● **TASK OBJECTIVE**: Reproduce the records below in full and word for word, excluding pictures.

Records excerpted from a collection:
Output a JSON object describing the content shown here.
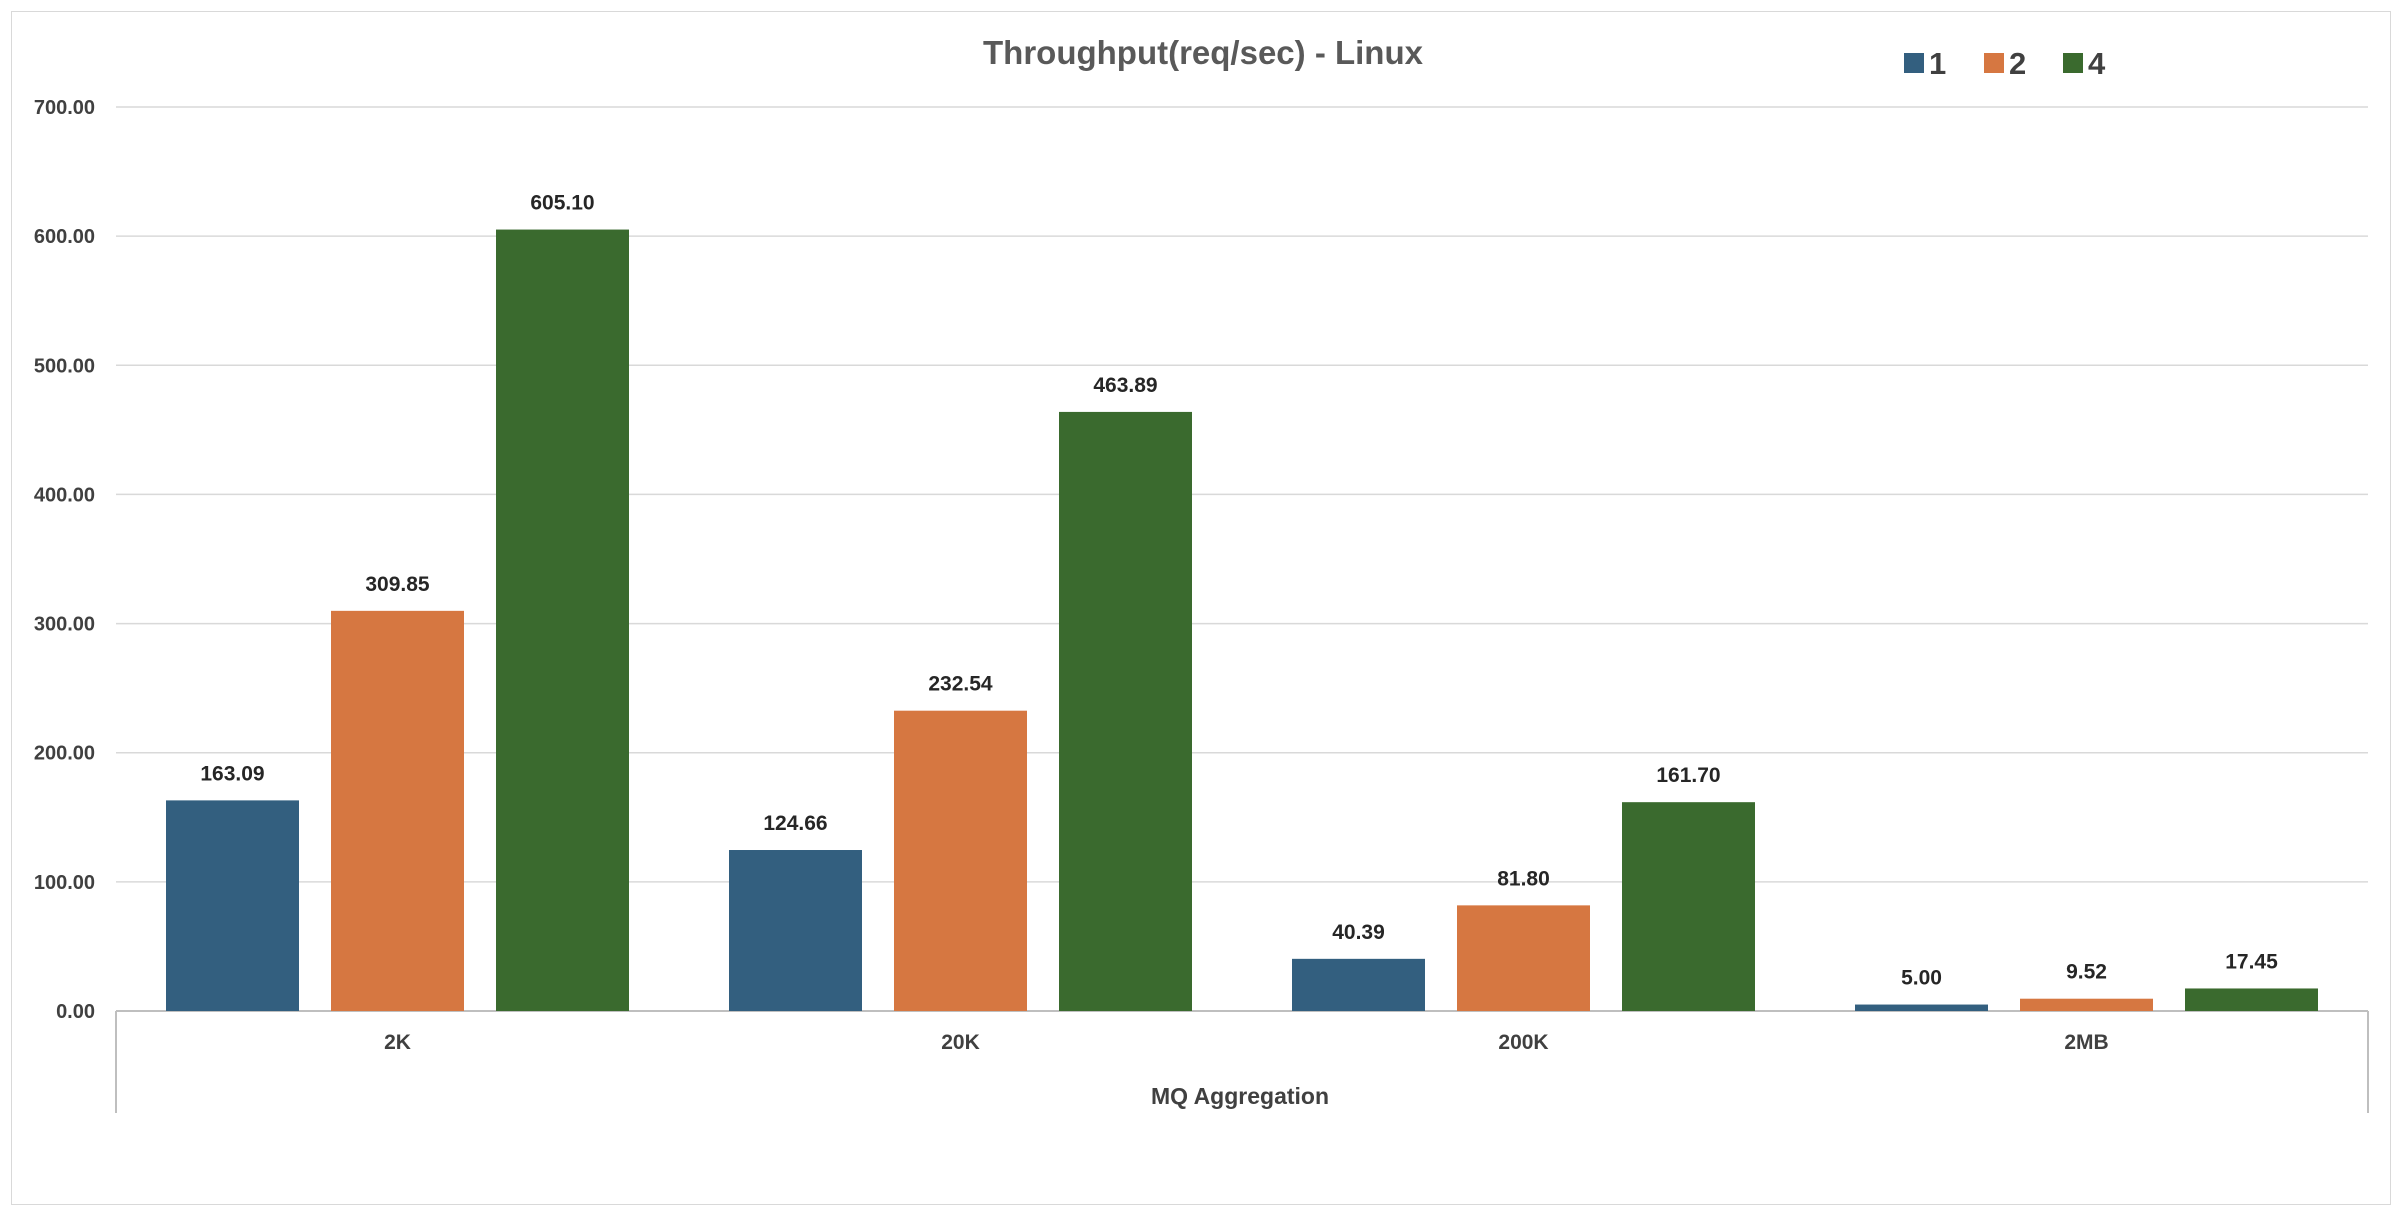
{
  "chart_data": {
    "type": "bar",
    "title": "Throughput(req/sec) - Linux",
    "xlabel": "MQ Aggregation",
    "ylabel": "",
    "ylim": [
      0,
      700
    ],
    "yticks": [
      "0.00",
      "100.00",
      "200.00",
      "300.00",
      "400.00",
      "500.00",
      "600.00",
      "700.00"
    ],
    "categories": [
      "2K",
      "20K",
      "200K",
      "2MB"
    ],
    "series": [
      {
        "name": "1",
        "color": "#335f7f",
        "values": [
          163.09,
          124.66,
          40.39,
          5.0
        ],
        "labels": [
          "163.09",
          "124.66",
          "40.39",
          "5.00"
        ]
      },
      {
        "name": "2",
        "color": "#d67741",
        "values": [
          309.85,
          232.54,
          81.8,
          9.52
        ],
        "labels": [
          "309.85",
          "232.54",
          "81.80",
          "9.52"
        ]
      },
      {
        "name": "4",
        "color": "#3a6a2e",
        "values": [
          605.1,
          463.89,
          161.7,
          17.45
        ],
        "labels": [
          "605.10",
          "463.89",
          "161.70",
          "17.45"
        ]
      }
    ],
    "grid": true,
    "legend_position": "top-right"
  }
}
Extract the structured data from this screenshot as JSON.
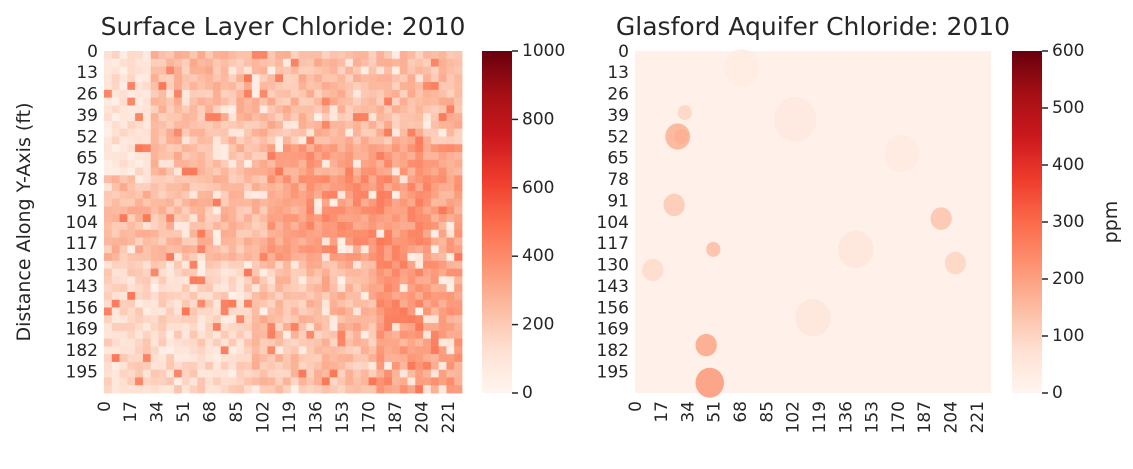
{
  "chart_data": [
    {
      "type": "heatmap",
      "title": "Surface Layer Chloride: 2010",
      "xlabel": "",
      "ylabel": "Distance Along Y-Axis (ft)",
      "x_ticks": [
        "0",
        "17",
        "34",
        "51",
        "68",
        "85",
        "102",
        "119",
        "136",
        "153",
        "170",
        "187",
        "204",
        "221"
      ],
      "y_ticks": [
        "0",
        "13",
        "26",
        "39",
        "52",
        "65",
        "78",
        "91",
        "104",
        "117",
        "130",
        "143",
        "156",
        "169",
        "182",
        "195"
      ],
      "x_range": [
        0,
        230
      ],
      "y_range": [
        0,
        208
      ],
      "colormap": "Reds",
      "colorbar": {
        "label": "",
        "range": [
          0,
          1000
        ],
        "ticks": [
          "0",
          "200",
          "400",
          "600",
          "800",
          "1000"
        ]
      },
      "typical_value": 300,
      "value_range_observed": [
        0,
        450
      ]
    },
    {
      "type": "heatmap",
      "title": "Glasford Aquifer Chloride: 2010",
      "xlabel": "",
      "ylabel": "",
      "x_ticks": [
        "0",
        "17",
        "34",
        "51",
        "68",
        "85",
        "102",
        "119",
        "136",
        "153",
        "170",
        "187",
        "204",
        "221"
      ],
      "y_ticks": [
        "0",
        "13",
        "26",
        "39",
        "52",
        "65",
        "78",
        "91",
        "104",
        "117",
        "130",
        "143",
        "156",
        "169",
        "182",
        "195"
      ],
      "x_range": [
        0,
        230
      ],
      "y_range": [
        0,
        208
      ],
      "colormap": "Reds",
      "colorbar": {
        "label": "ppm",
        "range": [
          0,
          600
        ],
        "ticks": [
          "0",
          "100",
          "200",
          "300",
          "400",
          "500",
          "600"
        ]
      },
      "typical_value": 15,
      "value_range_observed": [
        0,
        200
      ]
    }
  ],
  "colors": {
    "reds_low": "#fff5f0",
    "reds_mid": "#fb6a4a",
    "reds_high": "#67000d",
    "text": "#262626"
  }
}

● **EXERCISE ANSWER**:
Output a JSON object describing the content shown here.
{
  "chart_data": {
    "type": "bar",
    "title": "Throughput(req/sec) - Linux",
    "xlabel": "MQ Aggregation",
    "ylabel": "",
    "ylim": [
      0,
      700
    ],
    "yticks": [
      "0.00",
      "100.00",
      "200.00",
      "300.00",
      "400.00",
      "500.00",
      "600.00",
      "700.00"
    ],
    "categories": [
      "2K",
      "20K",
      "200K",
      "2MB"
    ],
    "series": [
      {
        "name": "1",
        "color": "#335f7f",
        "values": [
          163.09,
          124.66,
          40.39,
          5.0
        ],
        "labels": [
          "163.09",
          "124.66",
          "40.39",
          "5.00"
        ]
      },
      {
        "name": "2",
        "color": "#d67741",
        "values": [
          309.85,
          232.54,
          81.8,
          9.52
        ],
        "labels": [
          "309.85",
          "232.54",
          "81.80",
          "9.52"
        ]
      },
      {
        "name": "4",
        "color": "#3a6a2e",
        "values": [
          605.1,
          463.89,
          161.7,
          17.45
        ],
        "labels": [
          "605.10",
          "463.89",
          "161.70",
          "17.45"
        ]
      }
    ],
    "grid": true,
    "legend_position": "top-right"
  }
}
Extract the structured data from this screenshot as JSON.
{
  "chart_data": [
    {
      "type": "heatmap",
      "title": "Surface Layer Chloride: 2010",
      "xlabel": "",
      "ylabel": "Distance Along Y-Axis (ft)",
      "x_ticks": [
        "0",
        "17",
        "34",
        "51",
        "68",
        "85",
        "102",
        "119",
        "136",
        "153",
        "170",
        "187",
        "204",
        "221"
      ],
      "y_ticks": [
        "0",
        "13",
        "26",
        "39",
        "52",
        "65",
        "78",
        "91",
        "104",
        "117",
        "130",
        "143",
        "156",
        "169",
        "182",
        "195"
      ],
      "x_range": [
        0,
        230
      ],
      "y_range": [
        0,
        208
      ],
      "colormap": "Reds",
      "colorbar": {
        "label": "",
        "range": [
          0,
          1000
        ],
        "ticks": [
          "0",
          "200",
          "400",
          "600",
          "800",
          "1000"
        ]
      },
      "typical_value": 300,
      "value_range_observed": [
        0,
        450
      ]
    },
    {
      "type": "heatmap",
      "title": "Glasford Aquifer Chloride: 2010",
      "xlabel": "",
      "ylabel": "",
      "x_ticks": [
        "0",
        "17",
        "34",
        "51",
        "68",
        "85",
        "102",
        "119",
        "136",
        "153",
        "170",
        "187",
        "204",
        "221"
      ],
      "y_ticks": [
        "0",
        "13",
        "26",
        "39",
        "52",
        "65",
        "78",
        "91",
        "104",
        "117",
        "130",
        "143",
        "156",
        "169",
        "182",
        "195"
      ],
      "x_range": [
        0,
        230
      ],
      "y_range": [
        0,
        208
      ],
      "colormap": "Reds",
      "colorbar": {
        "label": "ppm",
        "range": [
          0,
          600
        ],
        "ticks": [
          "0",
          "100",
          "200",
          "300",
          "400",
          "500",
          "600"
        ]
      },
      "typical_value": 15,
      "value_range_observed": [
        0,
        200
      ]
    }
  ],
  "colors": {
    "reds_low": "#fff5f0",
    "reds_mid": "#fb6a4a",
    "reds_high": "#67000d",
    "text": "#262626"
  }
}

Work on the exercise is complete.